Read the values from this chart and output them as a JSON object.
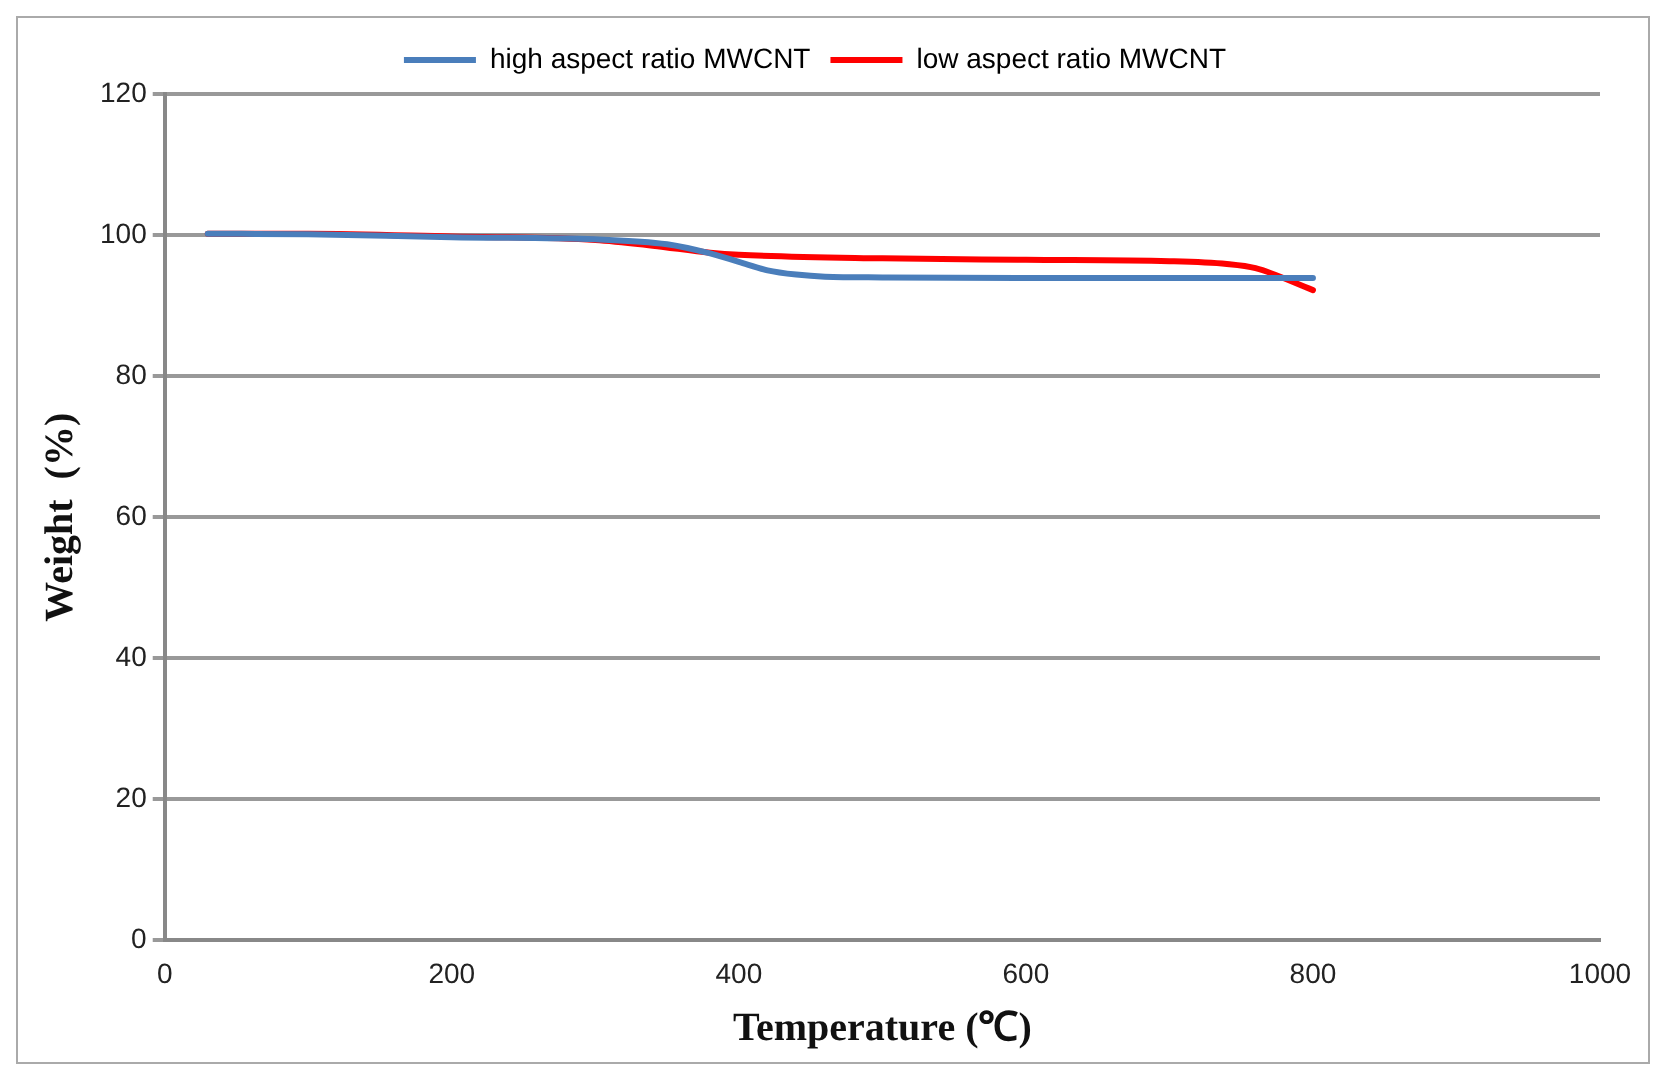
{
  "chart_data": {
    "type": "line",
    "xlabel": "Temperature (℃)",
    "ylabel": "Weight  (%)",
    "xlim": [
      0,
      1000
    ],
    "xticks": [
      0,
      200,
      400,
      600,
      800,
      1000
    ],
    "ylim": [
      0,
      120
    ],
    "yticks": [
      0,
      20,
      40,
      60,
      80,
      100,
      120
    ],
    "grid": "y",
    "legend": "top",
    "marker": "none",
    "line_style": "solid",
    "series": [
      {
        "name": "high aspect ratio MWCNT",
        "color": "#4a7ebb",
        "x": [
          30,
          100,
          200,
          300,
          350,
          380,
          400,
          420,
          440,
          460,
          500,
          600,
          700,
          800
        ],
        "values": [
          100.2,
          100.1,
          99.7,
          99.4,
          98.7,
          97.4,
          96.2,
          95,
          94.4,
          94.1,
          94,
          93.9,
          93.9,
          93.9
        ]
      },
      {
        "name": "low aspect ratio MWCNT",
        "color": "#ff0000",
        "x": [
          30,
          100,
          200,
          300,
          340,
          380,
          400,
          500,
          600,
          700,
          740,
          760,
          800
        ],
        "values": [
          100.2,
          100.2,
          99.8,
          99.3,
          98.5,
          97.5,
          97.2,
          96.7,
          96.5,
          96.3,
          95.9,
          95.3,
          92.2
        ]
      }
    ]
  }
}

****

Direction =>
Restate each entry word for word, leaving out any pictures.

Expected answer =>
Read the values from this chart and output them as a JSON object.
{
  "chart_data": {
    "type": "line",
    "xlabel": "Temperature (℃)",
    "ylabel": "Weight  (%)",
    "xlim": [
      0,
      1000
    ],
    "xticks": [
      0,
      200,
      400,
      600,
      800,
      1000
    ],
    "ylim": [
      0,
      120
    ],
    "yticks": [
      0,
      20,
      40,
      60,
      80,
      100,
      120
    ],
    "grid": "y",
    "legend": "top",
    "marker": "none",
    "line_style": "solid",
    "series": [
      {
        "name": "high aspect ratio MWCNT",
        "color": "#4a7ebb",
        "x": [
          30,
          100,
          200,
          300,
          350,
          380,
          400,
          420,
          440,
          460,
          500,
          600,
          700,
          800
        ],
        "values": [
          100.2,
          100.1,
          99.7,
          99.4,
          98.7,
          97.4,
          96.2,
          95,
          94.4,
          94.1,
          94,
          93.9,
          93.9,
          93.9
        ]
      },
      {
        "name": "low aspect ratio MWCNT",
        "color": "#ff0000",
        "x": [
          30,
          100,
          200,
          300,
          340,
          380,
          400,
          500,
          600,
          700,
          740,
          760,
          800
        ],
        "values": [
          100.2,
          100.2,
          99.8,
          99.3,
          98.5,
          97.5,
          97.2,
          96.7,
          96.5,
          96.3,
          95.9,
          95.3,
          92.2
        ]
      }
    ]
  }
}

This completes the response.